### Objective A
In the entries, replace "watermark-text" with "watermark-label" across the stretch from the start of the entries through the line that contains "arrow-thermal-part-right [105,394,252,396]", and give those lines back with everything else unchanged.

# Excerpt start

During its New York-based media event this morning, Apple announced its plans to get into the digital textbook publishing business. We have a good recap of the event in case you missed it, but the gist of it all is fairly straight-forward.

Using new applications like iBooks 2 and iBooks Author, Apple plans to disrupt the textbook industry by making it easier for folks to publish and consume educational content. And what’s more impressive, they’re giving the tools away for free…

But don’t be fooled. Apple’s intentions are far from philanthropical. The company is trying to get in on an $8 billion dollar per year industry. Here’s a breakdown of the economics behind Apple’s textbook initiative.

The price cap for publishers has been set at $14.99 per textbook. This means that they can price their books however they want, as long as it’s not over $15 dollars. This could be a game-changer for college students, as college-level textbooks typically run anywhere between $100 and $300. And even used copies, if they’re available, are still half as expensive. That’s a big difference.

But with such a big price drop, why on earth would publishers agree to all of this? Consensus from Apple’s publishing partners seems to be that they figure that the amount of money the’ll lose on the cost of each book will be made up in the total volume they’ll sell in the long run. iBooks, remember, are non-transferable.

And now for Apple’s piece of the pie. Early reports claim that the company will be taking its usual 30% off the top of whatever the publishers make, just like it does with apps and developers. It’s a familiar business model that has, so far, served Apple quite well.

While everything looks good on paper (or should we say tablets), only time will tell if Apple’s move into the textbook industry is worth all of the hype. It still has to convince tens of thousands of schools to adopt the platform, which involves putting a $499 tablet in every student’s hands. And that could prove to be a difficult task.

# Excerpt end
# Given information start

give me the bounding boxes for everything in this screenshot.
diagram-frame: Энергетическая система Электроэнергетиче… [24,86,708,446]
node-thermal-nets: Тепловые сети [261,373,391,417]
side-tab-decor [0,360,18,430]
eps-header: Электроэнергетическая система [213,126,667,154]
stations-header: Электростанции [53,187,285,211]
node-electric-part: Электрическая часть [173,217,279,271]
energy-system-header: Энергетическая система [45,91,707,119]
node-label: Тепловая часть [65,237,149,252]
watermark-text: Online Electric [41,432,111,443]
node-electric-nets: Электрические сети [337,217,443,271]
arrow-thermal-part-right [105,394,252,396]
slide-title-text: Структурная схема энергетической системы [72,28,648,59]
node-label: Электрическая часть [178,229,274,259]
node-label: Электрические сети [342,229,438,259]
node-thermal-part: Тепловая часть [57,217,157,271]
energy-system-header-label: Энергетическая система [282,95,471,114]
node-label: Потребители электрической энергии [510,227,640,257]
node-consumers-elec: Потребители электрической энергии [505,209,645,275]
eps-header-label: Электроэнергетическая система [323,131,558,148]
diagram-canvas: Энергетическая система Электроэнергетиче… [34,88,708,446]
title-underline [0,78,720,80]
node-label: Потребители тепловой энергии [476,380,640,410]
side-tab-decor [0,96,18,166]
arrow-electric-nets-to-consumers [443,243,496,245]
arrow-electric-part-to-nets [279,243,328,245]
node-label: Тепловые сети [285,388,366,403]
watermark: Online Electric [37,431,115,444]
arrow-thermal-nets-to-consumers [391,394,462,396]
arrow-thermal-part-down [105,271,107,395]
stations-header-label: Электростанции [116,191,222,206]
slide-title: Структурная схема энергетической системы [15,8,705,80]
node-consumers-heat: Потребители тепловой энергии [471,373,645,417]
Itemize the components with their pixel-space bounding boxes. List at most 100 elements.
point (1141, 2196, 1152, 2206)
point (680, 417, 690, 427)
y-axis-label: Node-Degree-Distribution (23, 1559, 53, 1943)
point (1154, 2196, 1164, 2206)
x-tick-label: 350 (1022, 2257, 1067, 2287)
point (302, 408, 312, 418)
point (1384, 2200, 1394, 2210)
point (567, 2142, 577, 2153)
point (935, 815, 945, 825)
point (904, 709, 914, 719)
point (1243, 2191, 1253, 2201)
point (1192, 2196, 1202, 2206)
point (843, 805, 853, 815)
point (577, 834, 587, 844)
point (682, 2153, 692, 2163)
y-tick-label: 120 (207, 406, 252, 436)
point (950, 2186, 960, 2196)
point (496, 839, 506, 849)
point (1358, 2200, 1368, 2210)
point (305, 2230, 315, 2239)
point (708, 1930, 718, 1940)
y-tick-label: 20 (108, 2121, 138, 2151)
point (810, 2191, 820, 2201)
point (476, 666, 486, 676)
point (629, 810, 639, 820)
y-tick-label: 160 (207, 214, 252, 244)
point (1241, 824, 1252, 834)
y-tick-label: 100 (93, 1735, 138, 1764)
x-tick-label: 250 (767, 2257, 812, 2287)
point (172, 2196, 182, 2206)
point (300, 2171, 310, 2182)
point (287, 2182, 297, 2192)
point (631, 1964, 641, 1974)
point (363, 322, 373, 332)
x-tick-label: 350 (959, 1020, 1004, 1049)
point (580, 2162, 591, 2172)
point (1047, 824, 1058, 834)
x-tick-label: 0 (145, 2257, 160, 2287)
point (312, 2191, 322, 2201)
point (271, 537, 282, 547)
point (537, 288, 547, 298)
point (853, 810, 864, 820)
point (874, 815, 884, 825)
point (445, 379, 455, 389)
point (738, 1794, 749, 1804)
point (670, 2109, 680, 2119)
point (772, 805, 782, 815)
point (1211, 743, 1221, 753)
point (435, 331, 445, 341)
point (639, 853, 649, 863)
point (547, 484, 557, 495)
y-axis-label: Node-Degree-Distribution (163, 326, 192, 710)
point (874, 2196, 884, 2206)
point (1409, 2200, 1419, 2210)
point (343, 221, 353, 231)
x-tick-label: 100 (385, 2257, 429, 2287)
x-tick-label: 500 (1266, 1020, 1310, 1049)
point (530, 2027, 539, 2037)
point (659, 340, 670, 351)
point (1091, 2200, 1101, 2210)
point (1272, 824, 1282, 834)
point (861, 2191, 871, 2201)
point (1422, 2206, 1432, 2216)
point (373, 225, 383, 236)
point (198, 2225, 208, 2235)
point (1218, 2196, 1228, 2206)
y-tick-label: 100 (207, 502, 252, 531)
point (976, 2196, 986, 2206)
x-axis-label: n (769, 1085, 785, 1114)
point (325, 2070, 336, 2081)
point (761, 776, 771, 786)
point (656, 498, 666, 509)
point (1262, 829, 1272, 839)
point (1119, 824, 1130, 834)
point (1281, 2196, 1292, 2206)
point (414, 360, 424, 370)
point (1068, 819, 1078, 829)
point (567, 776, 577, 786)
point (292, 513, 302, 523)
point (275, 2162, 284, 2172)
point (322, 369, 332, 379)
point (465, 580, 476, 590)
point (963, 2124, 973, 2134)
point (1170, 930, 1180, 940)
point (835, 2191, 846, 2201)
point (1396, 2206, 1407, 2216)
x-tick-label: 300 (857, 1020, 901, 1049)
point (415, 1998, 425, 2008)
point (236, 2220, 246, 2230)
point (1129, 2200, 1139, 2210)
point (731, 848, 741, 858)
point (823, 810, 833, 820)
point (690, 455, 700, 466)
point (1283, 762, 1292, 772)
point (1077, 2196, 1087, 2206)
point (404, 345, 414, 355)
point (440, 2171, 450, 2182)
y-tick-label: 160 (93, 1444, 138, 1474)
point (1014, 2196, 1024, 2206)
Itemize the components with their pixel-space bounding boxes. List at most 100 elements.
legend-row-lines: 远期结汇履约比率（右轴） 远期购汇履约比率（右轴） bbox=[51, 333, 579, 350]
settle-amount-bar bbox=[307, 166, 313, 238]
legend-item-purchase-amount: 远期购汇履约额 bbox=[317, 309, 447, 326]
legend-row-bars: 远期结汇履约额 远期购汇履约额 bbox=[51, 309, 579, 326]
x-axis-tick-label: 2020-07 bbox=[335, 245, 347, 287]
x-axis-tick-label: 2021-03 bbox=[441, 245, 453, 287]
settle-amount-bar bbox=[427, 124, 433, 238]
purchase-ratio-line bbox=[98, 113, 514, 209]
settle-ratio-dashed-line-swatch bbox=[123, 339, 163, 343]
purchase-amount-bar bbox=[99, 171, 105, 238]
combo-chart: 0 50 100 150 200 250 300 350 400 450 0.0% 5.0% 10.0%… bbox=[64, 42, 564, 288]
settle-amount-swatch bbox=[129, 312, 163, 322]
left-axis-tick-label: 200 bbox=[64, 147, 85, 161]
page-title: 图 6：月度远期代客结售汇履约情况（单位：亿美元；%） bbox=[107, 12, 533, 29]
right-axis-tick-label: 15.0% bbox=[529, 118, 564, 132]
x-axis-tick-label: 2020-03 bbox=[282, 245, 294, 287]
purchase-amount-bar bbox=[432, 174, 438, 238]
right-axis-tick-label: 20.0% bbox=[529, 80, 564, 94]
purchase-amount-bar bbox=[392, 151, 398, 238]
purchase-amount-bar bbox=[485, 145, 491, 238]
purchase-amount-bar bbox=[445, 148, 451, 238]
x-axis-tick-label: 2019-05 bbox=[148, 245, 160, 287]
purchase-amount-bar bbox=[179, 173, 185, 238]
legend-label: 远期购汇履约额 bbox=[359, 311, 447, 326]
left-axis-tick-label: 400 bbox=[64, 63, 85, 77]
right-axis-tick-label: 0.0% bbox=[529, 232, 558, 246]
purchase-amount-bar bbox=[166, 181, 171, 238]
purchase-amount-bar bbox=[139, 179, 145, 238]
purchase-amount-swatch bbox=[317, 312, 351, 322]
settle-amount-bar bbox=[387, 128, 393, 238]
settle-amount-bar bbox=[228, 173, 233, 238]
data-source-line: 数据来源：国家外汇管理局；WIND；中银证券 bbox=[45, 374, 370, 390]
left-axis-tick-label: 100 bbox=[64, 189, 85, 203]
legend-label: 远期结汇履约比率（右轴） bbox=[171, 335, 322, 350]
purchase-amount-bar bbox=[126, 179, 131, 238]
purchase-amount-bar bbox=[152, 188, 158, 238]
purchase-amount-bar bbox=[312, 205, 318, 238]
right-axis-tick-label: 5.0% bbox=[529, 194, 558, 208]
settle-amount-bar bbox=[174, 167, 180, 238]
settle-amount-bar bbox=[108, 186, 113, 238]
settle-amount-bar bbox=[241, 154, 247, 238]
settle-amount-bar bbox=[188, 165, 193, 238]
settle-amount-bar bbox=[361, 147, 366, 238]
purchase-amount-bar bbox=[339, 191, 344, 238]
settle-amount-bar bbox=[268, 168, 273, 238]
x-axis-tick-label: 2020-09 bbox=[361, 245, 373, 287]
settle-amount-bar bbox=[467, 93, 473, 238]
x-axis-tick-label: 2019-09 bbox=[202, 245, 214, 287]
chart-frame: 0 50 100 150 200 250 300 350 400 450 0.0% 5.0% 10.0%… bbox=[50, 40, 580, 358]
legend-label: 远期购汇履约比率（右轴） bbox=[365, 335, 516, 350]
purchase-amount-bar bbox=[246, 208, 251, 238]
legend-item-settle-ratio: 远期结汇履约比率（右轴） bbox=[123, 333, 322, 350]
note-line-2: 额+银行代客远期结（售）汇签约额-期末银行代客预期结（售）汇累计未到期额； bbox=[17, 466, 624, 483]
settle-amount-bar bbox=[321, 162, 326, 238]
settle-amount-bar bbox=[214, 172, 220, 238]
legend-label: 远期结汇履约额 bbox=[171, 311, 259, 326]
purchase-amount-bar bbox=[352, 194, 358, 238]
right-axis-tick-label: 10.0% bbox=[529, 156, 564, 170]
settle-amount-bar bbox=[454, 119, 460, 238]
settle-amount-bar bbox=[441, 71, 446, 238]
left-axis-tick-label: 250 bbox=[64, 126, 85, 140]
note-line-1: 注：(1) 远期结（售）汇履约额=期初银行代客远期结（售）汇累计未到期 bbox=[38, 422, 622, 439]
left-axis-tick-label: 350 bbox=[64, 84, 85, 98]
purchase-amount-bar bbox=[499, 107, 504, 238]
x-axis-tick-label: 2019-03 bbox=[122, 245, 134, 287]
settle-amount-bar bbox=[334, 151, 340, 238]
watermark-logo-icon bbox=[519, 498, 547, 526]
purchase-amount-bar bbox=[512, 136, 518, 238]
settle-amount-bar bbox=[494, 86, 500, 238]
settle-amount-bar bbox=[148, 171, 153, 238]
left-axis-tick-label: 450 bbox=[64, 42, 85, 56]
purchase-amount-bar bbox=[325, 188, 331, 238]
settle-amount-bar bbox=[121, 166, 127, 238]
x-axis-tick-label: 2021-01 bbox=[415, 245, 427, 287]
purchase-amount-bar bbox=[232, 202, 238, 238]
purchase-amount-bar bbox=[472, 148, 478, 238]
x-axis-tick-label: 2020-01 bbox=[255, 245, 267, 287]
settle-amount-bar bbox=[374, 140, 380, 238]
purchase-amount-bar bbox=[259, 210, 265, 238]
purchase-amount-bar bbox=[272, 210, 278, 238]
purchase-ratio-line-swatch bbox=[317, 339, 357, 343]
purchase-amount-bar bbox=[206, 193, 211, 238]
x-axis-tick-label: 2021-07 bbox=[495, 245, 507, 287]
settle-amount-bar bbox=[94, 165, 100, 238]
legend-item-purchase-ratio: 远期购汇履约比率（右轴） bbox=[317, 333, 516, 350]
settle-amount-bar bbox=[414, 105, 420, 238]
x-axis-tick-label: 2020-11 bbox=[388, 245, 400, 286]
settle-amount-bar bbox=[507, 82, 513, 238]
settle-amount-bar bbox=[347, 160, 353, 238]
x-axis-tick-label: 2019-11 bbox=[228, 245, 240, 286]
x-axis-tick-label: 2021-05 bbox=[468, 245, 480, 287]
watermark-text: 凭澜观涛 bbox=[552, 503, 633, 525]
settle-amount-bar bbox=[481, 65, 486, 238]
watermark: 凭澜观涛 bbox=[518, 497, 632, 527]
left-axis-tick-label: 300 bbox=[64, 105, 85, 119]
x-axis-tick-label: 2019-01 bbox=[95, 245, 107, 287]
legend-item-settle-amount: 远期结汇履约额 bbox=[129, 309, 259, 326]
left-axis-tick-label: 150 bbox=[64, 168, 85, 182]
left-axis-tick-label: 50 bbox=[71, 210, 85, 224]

# Given information end

### Objective B
List every dollar amount mentioned in the article about Apple's textbook initiative.

### Exercise solution A
give me the bounding boxes for everything in this screenshot.
diagram-frame: Энергетическая система Электроэнергетиче… [24,86,708,446]
node-thermal-nets: Тепловые сети [261,373,391,417]
side-tab-decor [0,360,18,430]
eps-header: Электроэнергетическая система [213,126,667,154]
stations-header: Электростанции [53,187,285,211]
node-electric-part: Электрическая часть [173,217,279,271]
energy-system-header: Энергетическая система [45,91,707,119]
node-label: Тепловая часть [65,237,149,252]
watermark-label: Online Electric [41,432,111,443]
node-electric-nets: Электрические сети [337,217,443,271]
arrow-thermal-part-right [105,394,252,396]

### Exercise solution B
$8 billion
$14.99
$15
$100
$300
$499